### What the exercise asks
List each line of the data that holds the string "огонь", please.

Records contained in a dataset
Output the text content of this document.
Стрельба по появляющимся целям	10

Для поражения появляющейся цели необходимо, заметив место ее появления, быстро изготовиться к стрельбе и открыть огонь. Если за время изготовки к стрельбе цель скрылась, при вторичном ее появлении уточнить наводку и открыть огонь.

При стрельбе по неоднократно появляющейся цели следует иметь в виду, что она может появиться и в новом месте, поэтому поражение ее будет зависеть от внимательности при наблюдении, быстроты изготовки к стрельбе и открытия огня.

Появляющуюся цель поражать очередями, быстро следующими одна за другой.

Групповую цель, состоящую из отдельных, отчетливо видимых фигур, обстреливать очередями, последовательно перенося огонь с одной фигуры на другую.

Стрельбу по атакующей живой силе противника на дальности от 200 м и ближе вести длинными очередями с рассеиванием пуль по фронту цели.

### Final answer
Для поражения появляющейся цели необходимо, заметив место ее появления, быстро изготовиться к стрельбе и открыть огонь. Если за время изготовки к стрельбе цель скрылась, при вторичном ее появлении уточнить наводку и открыть огонь.
Групповую цель, состоящую из отдельных, отчетливо видимых фигур, обстреливать очередями, последовательно перенося огонь с одной фигуры на другую.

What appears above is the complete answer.